● YOUR INSTRUCTIONS: Restate the records that follow word for word; no pictures should appear.

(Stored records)
********************

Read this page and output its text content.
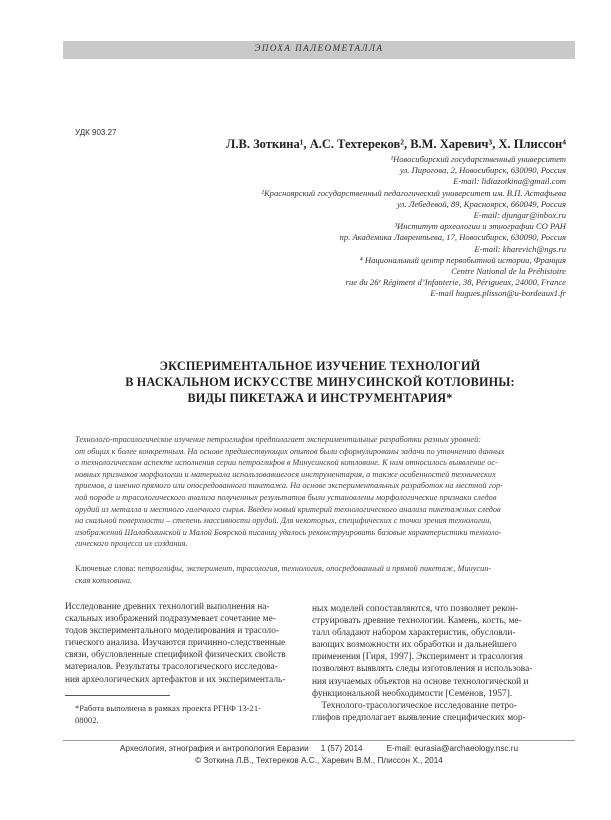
ЭПОХА ПАЛЕОМЕТАЛЛА
УДК 903.27
Л.В. Зоткина¹, А.С. Техтереков², В.М. Харевич³, Х. Плиссон⁴
¹Новосибирский государственный университет
ул. Пирогова, 2, Новосибирск, 630090, Россия
E-mail: lidiazotkina@gmail.com
²Красноярский государственный педагогический университет им. В.П. Астафьева
ул. Лебедевой, 89, Красноярск, 660049, Россия
E-mail: djungar@inbox.ru
³Институт археологии и этнографии СО РАН
пр. Академика Лаврентьева, 17, Новосибирск, 630090, Россия
E-mail: kharevich@ngs.ru
⁴ Национальный центр первобытной истории, Франция
Centre National de la Préhistoire
rue du 26ᵉ Régiment d’Infanterie, 38, Périgueux, 24000, France
E-mail hugues.plisson@u-bordeaux1.fr
ЭКСПЕРИМЕНТАЛЬНОЕ ИЗУЧЕНИЕ ТЕХНОЛОГИЙ
В НАСКАЛЬНОМ ИСКУССТВЕ МИНУСИНСКОЙ КОТЛОВИНЫ:
ВИДЫ ПИКЕТАЖА И ИНСТРУМЕНТАРИЯ*
Технолого-трасологическое изучение петроглифов предполагает экспериментальные разработки разных уровней:
от общих к более конкретным. На основе предшествующих опытов были сформулированы задачи по уточнению данных
о технологическом аспекте исполнения серии петроглифов в Минусинской котловине. К ним относилось выявление ос-
новных признаков морфологии и материала использовавшегося инструментария, а также особенностей технических
приемов, а именно прямого или опосредованного пикетажа. На основе экспериментальных разработок на местной гор-
ной породе и трасологического анализа полученных результатов были установлены морфологические признаки следов
орудий из металла и местного галечного сырья. Введен новый критерий технологического анализа пикетажных следов
на скальной поверхности – степень массивности орудий. Для некоторых, специфических с точки зрения технологии,
изображений Шалаболинской и Малой Боярской писаниц удалось реконструировать базовые характеристики техноло-
гического процесса их создания.
Ключевые слова: петроглифы, эксперимент, трасология, технология, опосредованный и прямой пикетаж, Минусин-
ская котловина.
Исследование древних технологий выполнения на-
скальных изображений подразумевает сочетание ме-
тодов экспериментального моделирования и трасоло-
гического анализа. Изучаются причинно-следственные
связи, обусловленные спецификой физических свойств
материалов. Результаты трасологического исследова-
ния археологических артефактов и их эксперименталь-
ных моделей сопоставляются, что позволяет рекон-
струировать древние технологии. Камень, кость, ме-
талл обладают набором характеристик, обусловли-
вающих возможности их обработки и дальнейшего
применения [Гиря, 1997]. Эксперимент и трасология
позволяют выявлять следы изготовления и использова-
ния изучаемых объектов на основе технологической и
функциональной необходимости [Семенов, 1957].
Технолого-трасологическое исследование петро-
глифов предполагает выявление специфических мор-
*Работа выполнена в рамках проекта РГНФ 13-21-
08002.
Археология, этнография и антропология Евразии 1 (57) 2014	E-mail: eurasia@archaeology.nsc.ru
© Зоткина Л.В., Техтереков А.С., Харевич В.М., Плиссон Х., 2014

********************

● ANSWER TO THE TASK:
Read this page and output its text content.
ЭПОХА ПАЛЕОМЕТАЛЛА
УДК 903.27
Л.В. Зоткина¹, А.С. Техтереков², В.М. Харевич³, Х. Плиссон⁴
¹Новосибирский государственный университет
ул. Пирогова, 2, Новосибирск, 630090, Россия
E-mail: lidiazotkina@gmail.com
²Красноярский государственный педагогический университет им. В.П. Астафьева
ул. Лебедевой, 89, Красноярск, 660049, Россия
E-mail: djungar@inbox.ru
³Институт археологии и этнографии СО РАН
пр. Академика Лаврентьева, 17, Новосибирск, 630090, Россия
E-mail: kharevich@ngs.ru
⁴ Национальный центр первобытной истории, Франция
Centre National de la Préhistoire
rue du 26ᵉ Régiment d’Infanterie, 38, Périgueux, 24000, France
E-mail hugues.plisson@u-bordeaux1.fr
ЭКСПЕРИМЕНТАЛЬНОЕ ИЗУЧЕНИЕ ТЕХНОЛОГИЙ
В НАСКАЛЬНОМ ИСКУССТВЕ МИНУСИНСКОЙ КОТЛОВИНЫ:
ВИДЫ ПИКЕТАЖА И ИНСТРУМЕНТАРИЯ*
Технолого-трасологическое изучение петроглифов предполагает экспериментальные разработки разных уровней:
от общих к более конкретным. На основе предшествующих опытов были сформулированы задачи по уточнению данных
о технологическом аспекте исполнения серии петроглифов в Минусинской котловине. К ним относилось выявление ос-
новных признаков морфологии и материала использовавшегося инструментария, а также особенностей технических
приемов, а именно прямого или опосредованного пикетажа. На основе экспериментальных разработок на местной гор-
ной породе и трасологического анализа полученных результатов были установлены морфологические признаки следов
орудий из металла и местного галечного сырья. Введен новый критерий технологического анализа пикетажных следов
на скальной поверхности – степень массивности орудий. Для некоторых, специфических с точки зрения технологии,
изображений Шалаболинской и Малой Боярской писаниц удалось реконструировать базовые характеристики техноло-
гического процесса их создания.
Ключевые слова: петроглифы, эксперимент, трасология, технология, опосредованный и прямой пикетаж, Минусин-
ская котловина.
Исследование древних технологий выполнения на-
скальных изображений подразумевает сочетание ме-
тодов экспериментального моделирования и трасоло-
гического анализа. Изучаются причинно-следственные
связи, обусловленные спецификой физических свойств
материалов. Результаты трасологического исследова-
ния археологических артефактов и их эксперименталь-
ных моделей сопоставляются, что позволяет рекон-
струировать древние технологии. Камень, кость, ме-
талл обладают набором характеристик, обусловли-
вающих возможности их обработки и дальнейшего
применения [Гиря, 1997]. Эксперимент и трасология
позволяют выявлять следы изготовления и использова-
ния изучаемых объектов на основе технологической и
функциональной необходимости [Семенов, 1957].
Технолого-трасологическое исследование петро-
глифов предполагает выявление специфических мор-
*Работа выполнена в рамках проекта РГНФ 13-21-
08002.
Археология, этнография и антропология Евразии 1 (57) 2014	E-mail: eurasia@archaeology.nsc.ru
© Зоткина Л.В., Техтереков А.С., Харевич В.М., Плиссон Х., 2014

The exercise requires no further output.